* BEGIN *
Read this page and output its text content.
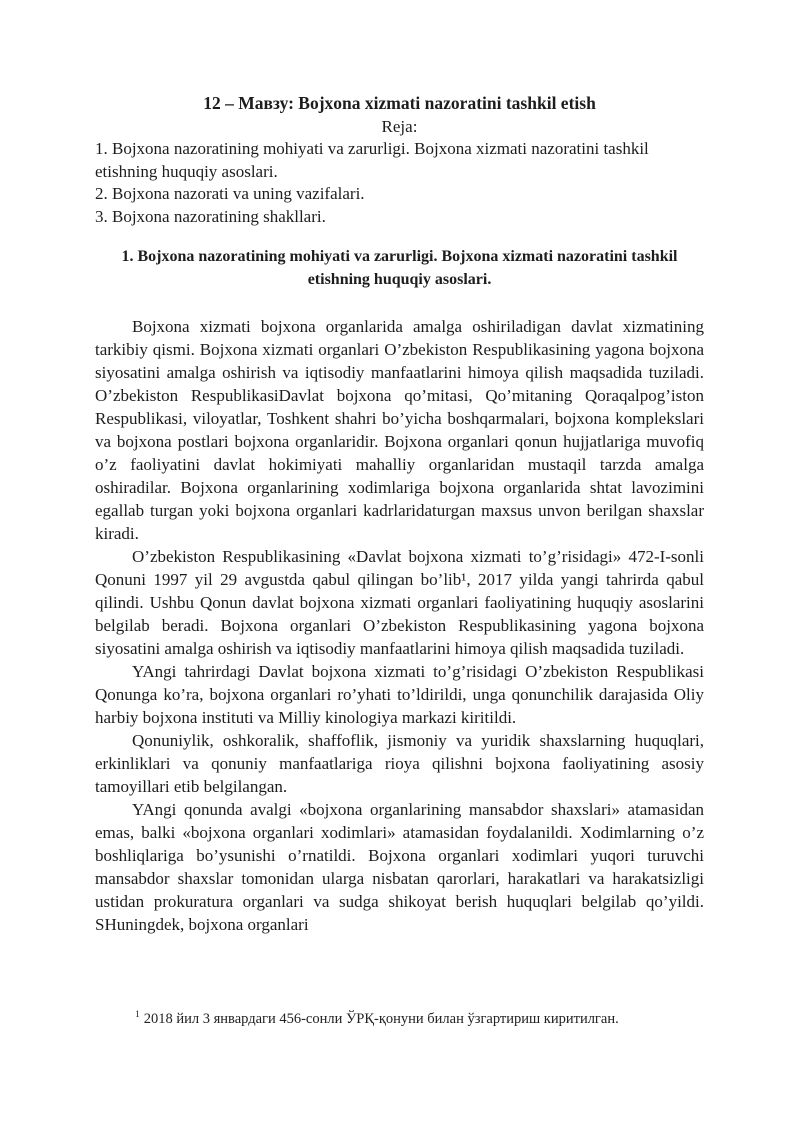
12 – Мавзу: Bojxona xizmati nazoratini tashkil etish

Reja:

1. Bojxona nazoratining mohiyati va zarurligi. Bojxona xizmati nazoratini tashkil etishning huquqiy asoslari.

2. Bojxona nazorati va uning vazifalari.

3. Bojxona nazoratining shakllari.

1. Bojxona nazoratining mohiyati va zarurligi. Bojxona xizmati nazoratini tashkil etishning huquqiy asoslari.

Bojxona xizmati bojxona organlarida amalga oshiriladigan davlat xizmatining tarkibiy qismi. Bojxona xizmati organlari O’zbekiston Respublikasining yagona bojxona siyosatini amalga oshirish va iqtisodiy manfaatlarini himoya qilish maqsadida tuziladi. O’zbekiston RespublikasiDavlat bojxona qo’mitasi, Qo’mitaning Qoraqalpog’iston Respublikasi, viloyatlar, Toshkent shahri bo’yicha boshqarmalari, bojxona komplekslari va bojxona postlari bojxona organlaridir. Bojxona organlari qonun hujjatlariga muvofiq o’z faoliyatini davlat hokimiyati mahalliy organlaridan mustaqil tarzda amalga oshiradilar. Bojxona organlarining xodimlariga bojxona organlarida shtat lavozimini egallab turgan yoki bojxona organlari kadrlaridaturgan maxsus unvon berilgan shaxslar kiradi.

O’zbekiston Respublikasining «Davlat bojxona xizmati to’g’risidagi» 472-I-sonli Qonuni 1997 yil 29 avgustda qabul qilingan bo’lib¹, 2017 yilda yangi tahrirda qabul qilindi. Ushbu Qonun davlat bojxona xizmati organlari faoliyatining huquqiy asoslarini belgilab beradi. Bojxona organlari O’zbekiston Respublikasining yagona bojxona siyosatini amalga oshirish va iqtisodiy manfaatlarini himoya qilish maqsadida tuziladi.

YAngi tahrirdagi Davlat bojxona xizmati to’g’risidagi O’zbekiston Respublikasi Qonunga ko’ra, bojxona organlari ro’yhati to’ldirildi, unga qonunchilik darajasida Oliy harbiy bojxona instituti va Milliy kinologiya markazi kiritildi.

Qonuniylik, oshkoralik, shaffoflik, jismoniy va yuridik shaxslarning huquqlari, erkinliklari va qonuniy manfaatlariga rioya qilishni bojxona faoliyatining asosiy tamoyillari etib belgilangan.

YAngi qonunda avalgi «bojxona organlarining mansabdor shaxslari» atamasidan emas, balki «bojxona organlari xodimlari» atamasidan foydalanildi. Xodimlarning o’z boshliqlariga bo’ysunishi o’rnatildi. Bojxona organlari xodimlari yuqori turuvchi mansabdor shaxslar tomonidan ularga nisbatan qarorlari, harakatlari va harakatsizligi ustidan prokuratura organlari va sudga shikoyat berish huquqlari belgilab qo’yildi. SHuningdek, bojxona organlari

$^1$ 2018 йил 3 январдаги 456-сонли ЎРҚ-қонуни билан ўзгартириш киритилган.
* END *
**Prompt:** Copy the entries above faithfully and omit every image.

**Response to the exercise:**
Read this page and output its text content.
12 – Мавзу: Bojxona xizmati nazoratini tashkil etish

Reja:

1. Bojxona nazoratining mohiyati va zarurligi. Bojxona xizmati nazoratini tashkil etishning huquqiy asoslari.

2. Bojxona nazorati va uning vazifalari.

3. Bojxona nazoratining shakllari.

1. Bojxona nazoratining mohiyati va zarurligi. Bojxona xizmati nazoratini tashkil etishning huquqiy asoslari.

Bojxona xizmati bojxona organlarida amalga oshiriladigan davlat xizmatining tarkibiy qismi. Bojxona xizmati organlari O’zbekiston Respublikasining yagona bojxona siyosatini amalga oshirish va iqtisodiy manfaatlarini himoya qilish maqsadida tuziladi. O’zbekiston RespublikasiDavlat bojxona qo’mitasi, Qo’mitaning Qoraqalpog’iston Respublikasi, viloyatlar, Toshkent shahri bo’yicha boshqarmalari, bojxona komplekslari va bojxona postlari bojxona organlaridir. Bojxona organlari qonun hujjatlariga muvofiq o’z faoliyatini davlat hokimiyati mahalliy organlaridan mustaqil tarzda amalga oshiradilar. Bojxona organlarining xodimlariga bojxona organlarida shtat lavozimini egallab turgan yoki bojxona organlari kadrlaridaturgan maxsus unvon berilgan shaxslar kiradi.

O’zbekiston Respublikasining «Davlat bojxona xizmati to’g’risidagi» 472-I-sonli Qonuni 1997 yil 29 avgustda qabul qilingan bo’lib¹, 2017 yilda yangi tahrirda qabul qilindi. Ushbu Qonun davlat bojxona xizmati organlari faoliyatining huquqiy asoslarini belgilab beradi. Bojxona organlari O’zbekiston Respublikasining yagona bojxona siyosatini amalga oshirish va iqtisodiy manfaatlarini himoya qilish maqsadida tuziladi.

YAngi tahrirdagi Davlat bojxona xizmati to’g’risidagi O’zbekiston Respublikasi Qonunga ko’ra, bojxona organlari ro’yhati to’ldirildi, unga qonunchilik darajasida Oliy harbiy bojxona instituti va Milliy kinologiya markazi kiritildi.

Qonuniylik, oshkoralik, shaffoflik, jismoniy va yuridik shaxslarning huquqlari, erkinliklari va qonuniy manfaatlariga rioya qilishni bojxona faoliyatining asosiy tamoyillari etib belgilangan.

YAngi qonunda avalgi «bojxona organlarining mansabdor shaxslari» atamasidan emas, balki «bojxona organlari xodimlari» atamasidan foydalanildi. Xodimlarning o’z boshliqlariga bo’ysunishi o’rnatildi. Bojxona organlari xodimlari yuqori turuvchi mansabdor shaxslar tomonidan ularga nisbatan qarorlari, harakatlari va harakatsizligi ustidan prokuratura organlari va sudga shikoyat berish huquqlari belgilab qo’yildi. SHuningdek, bojxona organlari

$^1$ 2018 йил 3 январдаги 456-сонли ЎРҚ-қонуни билан ўзгартириш киритилган.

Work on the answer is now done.